INSTRUCTIONS TO FOLLOW: Show all lines of the listing that hold the word "Oferta".

[Lines of data]
★ ★ ★
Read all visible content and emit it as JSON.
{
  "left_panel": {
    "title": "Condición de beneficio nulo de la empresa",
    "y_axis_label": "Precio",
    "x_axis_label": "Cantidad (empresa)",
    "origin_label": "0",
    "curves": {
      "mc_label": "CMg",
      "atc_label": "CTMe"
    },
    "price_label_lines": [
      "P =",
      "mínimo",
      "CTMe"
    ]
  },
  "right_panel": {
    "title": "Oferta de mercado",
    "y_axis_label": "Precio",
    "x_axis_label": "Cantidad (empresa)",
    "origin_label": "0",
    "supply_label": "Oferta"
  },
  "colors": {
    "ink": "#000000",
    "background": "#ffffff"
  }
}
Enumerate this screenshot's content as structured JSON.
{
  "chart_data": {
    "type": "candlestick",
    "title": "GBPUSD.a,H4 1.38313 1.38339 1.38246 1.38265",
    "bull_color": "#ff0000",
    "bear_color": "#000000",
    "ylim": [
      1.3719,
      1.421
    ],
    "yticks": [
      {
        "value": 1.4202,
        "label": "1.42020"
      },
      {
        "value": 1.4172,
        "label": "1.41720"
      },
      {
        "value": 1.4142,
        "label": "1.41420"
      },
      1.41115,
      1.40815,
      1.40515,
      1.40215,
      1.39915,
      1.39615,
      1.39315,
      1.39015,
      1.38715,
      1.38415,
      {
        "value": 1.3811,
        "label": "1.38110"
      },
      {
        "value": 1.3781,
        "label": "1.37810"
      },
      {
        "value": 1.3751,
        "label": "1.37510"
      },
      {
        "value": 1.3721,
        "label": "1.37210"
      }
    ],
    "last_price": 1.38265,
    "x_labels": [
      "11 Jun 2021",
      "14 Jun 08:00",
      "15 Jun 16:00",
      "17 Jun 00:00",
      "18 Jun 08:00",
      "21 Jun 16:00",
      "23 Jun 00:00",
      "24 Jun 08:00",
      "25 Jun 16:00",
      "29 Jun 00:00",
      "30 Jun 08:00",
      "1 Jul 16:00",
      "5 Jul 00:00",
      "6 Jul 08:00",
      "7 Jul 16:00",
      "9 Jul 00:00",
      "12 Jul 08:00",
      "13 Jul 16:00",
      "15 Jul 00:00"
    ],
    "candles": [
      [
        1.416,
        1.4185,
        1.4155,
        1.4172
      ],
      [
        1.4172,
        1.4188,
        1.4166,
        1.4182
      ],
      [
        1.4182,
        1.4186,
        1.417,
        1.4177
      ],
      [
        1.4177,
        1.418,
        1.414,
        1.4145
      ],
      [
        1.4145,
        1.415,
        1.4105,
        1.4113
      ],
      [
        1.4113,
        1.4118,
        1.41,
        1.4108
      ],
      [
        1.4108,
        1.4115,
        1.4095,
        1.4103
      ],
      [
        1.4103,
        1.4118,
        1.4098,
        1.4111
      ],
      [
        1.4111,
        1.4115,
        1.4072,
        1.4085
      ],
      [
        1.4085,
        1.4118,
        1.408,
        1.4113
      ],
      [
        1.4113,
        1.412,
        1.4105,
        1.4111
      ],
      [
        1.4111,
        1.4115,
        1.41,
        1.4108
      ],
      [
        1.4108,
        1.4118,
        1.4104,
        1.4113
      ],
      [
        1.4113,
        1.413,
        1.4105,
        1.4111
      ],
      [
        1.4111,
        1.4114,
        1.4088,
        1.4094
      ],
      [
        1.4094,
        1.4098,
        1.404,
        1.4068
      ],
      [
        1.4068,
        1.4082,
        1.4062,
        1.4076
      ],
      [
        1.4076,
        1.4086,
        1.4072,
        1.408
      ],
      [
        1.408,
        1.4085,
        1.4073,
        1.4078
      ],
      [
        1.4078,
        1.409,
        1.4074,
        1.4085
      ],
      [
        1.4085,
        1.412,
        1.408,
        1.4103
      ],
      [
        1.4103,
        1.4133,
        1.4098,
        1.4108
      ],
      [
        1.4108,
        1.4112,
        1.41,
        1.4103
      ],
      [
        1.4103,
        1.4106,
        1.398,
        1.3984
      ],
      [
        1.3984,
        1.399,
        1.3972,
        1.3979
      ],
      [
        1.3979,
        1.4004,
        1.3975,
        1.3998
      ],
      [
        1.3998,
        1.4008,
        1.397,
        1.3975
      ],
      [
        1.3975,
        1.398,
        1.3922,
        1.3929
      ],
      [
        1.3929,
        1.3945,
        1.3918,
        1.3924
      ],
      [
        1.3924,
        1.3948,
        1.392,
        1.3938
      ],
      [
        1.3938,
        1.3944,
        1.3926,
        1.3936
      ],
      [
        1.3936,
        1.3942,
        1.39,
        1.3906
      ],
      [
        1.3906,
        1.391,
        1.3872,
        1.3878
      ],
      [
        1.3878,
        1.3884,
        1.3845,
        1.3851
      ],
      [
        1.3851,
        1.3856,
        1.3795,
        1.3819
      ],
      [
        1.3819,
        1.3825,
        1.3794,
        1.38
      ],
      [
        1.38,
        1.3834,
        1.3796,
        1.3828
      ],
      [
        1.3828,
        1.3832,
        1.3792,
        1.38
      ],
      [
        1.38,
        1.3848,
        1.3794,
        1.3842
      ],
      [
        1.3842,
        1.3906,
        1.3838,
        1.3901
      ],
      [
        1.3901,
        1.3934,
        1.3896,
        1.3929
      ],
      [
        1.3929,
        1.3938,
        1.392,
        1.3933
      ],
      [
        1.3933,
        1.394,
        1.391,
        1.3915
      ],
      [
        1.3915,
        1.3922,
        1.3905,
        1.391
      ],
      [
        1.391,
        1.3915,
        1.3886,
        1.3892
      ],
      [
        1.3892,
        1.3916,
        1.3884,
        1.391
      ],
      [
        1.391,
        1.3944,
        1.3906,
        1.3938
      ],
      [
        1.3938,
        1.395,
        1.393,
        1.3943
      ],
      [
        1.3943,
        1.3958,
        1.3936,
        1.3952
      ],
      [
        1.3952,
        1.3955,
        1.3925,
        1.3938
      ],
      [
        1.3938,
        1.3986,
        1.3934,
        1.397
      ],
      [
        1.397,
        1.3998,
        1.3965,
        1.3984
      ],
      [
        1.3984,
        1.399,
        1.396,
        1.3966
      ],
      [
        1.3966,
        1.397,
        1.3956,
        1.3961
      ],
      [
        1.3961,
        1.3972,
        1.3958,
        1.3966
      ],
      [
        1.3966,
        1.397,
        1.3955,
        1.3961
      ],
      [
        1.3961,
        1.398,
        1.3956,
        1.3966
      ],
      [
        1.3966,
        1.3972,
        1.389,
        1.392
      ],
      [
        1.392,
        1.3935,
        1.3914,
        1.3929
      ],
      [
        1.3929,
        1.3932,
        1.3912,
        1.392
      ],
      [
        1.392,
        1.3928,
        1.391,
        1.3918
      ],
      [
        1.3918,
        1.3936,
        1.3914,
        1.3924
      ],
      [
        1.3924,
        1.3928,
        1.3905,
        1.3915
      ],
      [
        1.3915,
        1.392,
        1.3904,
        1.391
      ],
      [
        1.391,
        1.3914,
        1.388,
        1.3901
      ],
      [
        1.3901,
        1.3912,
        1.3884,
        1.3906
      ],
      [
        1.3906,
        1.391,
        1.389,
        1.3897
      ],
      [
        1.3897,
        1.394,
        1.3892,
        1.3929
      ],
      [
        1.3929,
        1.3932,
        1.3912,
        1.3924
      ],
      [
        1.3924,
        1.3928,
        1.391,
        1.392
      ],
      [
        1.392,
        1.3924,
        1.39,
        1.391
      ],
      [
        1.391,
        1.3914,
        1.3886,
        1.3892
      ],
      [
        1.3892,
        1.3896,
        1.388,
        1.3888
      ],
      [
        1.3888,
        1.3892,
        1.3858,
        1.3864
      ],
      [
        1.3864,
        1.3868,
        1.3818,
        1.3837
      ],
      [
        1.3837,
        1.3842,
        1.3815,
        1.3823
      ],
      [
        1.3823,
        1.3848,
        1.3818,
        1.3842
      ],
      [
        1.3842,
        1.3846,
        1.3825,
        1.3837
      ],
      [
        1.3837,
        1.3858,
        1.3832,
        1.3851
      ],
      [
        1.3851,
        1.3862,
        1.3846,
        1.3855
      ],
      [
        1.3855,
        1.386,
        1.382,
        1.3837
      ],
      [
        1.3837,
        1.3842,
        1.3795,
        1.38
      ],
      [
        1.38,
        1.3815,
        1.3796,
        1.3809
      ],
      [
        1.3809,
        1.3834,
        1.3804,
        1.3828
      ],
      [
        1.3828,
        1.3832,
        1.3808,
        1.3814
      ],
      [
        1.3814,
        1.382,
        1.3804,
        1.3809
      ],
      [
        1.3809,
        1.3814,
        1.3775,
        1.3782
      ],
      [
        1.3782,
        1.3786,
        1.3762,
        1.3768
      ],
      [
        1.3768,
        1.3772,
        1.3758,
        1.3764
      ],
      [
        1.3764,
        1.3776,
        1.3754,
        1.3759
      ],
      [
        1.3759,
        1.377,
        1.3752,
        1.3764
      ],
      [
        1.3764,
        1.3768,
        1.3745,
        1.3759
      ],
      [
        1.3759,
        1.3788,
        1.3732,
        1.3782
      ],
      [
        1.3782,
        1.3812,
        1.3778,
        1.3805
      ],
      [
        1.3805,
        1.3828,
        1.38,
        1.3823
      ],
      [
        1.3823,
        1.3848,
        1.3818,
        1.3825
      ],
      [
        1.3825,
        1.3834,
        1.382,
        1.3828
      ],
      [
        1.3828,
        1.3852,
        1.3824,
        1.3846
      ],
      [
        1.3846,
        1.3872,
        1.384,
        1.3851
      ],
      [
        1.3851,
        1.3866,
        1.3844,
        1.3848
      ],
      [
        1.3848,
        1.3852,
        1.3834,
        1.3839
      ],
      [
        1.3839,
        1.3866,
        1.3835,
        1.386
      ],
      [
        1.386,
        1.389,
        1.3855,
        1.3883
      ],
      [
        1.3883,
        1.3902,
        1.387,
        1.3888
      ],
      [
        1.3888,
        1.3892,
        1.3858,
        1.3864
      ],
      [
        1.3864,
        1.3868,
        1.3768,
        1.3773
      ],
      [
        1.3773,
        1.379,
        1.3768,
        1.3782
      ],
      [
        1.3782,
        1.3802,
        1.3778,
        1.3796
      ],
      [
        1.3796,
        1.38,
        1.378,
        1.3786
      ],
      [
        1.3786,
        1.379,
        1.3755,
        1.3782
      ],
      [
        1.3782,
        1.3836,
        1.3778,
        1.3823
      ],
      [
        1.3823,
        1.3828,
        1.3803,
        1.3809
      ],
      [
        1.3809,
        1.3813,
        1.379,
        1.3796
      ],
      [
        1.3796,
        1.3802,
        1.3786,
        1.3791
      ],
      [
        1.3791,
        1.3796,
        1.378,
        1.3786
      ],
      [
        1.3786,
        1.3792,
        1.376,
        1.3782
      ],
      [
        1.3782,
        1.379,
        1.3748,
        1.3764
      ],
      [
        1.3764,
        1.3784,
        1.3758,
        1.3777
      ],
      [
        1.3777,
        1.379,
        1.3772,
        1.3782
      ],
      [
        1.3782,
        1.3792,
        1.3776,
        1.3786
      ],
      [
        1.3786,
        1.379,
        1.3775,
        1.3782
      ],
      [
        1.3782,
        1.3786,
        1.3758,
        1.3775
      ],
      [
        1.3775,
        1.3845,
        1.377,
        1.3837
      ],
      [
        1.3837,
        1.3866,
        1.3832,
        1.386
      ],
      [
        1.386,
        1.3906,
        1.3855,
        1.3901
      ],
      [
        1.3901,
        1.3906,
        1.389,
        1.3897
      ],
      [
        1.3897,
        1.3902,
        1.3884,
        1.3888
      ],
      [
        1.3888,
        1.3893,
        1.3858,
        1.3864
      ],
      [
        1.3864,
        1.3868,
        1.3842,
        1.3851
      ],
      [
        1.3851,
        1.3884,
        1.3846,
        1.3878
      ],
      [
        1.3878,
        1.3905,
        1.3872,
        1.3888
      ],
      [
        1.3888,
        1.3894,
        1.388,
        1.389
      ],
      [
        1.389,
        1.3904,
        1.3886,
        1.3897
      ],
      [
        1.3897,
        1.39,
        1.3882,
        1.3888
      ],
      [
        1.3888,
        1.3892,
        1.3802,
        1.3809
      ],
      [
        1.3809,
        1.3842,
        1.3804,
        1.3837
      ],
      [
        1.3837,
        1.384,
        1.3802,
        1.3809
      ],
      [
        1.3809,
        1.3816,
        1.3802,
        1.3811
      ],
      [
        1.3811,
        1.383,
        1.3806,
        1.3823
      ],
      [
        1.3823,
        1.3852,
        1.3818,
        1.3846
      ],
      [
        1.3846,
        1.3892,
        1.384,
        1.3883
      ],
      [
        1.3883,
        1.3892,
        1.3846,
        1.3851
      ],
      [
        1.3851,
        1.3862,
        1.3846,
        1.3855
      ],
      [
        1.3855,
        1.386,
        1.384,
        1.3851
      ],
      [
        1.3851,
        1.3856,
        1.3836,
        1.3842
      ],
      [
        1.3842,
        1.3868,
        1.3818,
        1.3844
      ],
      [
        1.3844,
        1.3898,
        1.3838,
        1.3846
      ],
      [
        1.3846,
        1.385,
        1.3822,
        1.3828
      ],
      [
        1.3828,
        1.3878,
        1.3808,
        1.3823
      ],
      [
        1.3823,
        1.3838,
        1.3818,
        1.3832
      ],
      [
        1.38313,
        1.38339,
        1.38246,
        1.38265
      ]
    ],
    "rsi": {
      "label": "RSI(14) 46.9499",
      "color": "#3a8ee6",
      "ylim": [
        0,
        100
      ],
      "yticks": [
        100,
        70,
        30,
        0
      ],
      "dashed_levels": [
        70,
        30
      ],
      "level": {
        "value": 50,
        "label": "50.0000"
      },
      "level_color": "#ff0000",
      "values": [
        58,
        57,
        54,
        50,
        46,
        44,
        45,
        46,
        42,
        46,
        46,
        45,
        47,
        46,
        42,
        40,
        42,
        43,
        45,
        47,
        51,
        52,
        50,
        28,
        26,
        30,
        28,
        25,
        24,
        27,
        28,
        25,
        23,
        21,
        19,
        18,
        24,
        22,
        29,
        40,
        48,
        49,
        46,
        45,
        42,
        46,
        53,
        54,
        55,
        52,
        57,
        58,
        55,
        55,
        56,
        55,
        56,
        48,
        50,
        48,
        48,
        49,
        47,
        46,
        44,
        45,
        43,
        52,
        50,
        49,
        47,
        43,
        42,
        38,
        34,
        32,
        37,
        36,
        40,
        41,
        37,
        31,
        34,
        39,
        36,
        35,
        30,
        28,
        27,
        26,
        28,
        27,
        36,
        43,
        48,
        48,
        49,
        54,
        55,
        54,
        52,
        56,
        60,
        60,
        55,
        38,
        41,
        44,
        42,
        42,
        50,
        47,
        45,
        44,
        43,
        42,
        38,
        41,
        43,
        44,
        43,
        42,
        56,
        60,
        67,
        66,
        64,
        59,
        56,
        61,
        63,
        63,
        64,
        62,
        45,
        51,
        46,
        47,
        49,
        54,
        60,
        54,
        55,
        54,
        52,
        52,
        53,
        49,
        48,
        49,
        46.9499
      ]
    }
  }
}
★ ★ ★
CORRECT OUTPUT:
    "title": "Oferta de mercado",
    "supply_label": "Oferta"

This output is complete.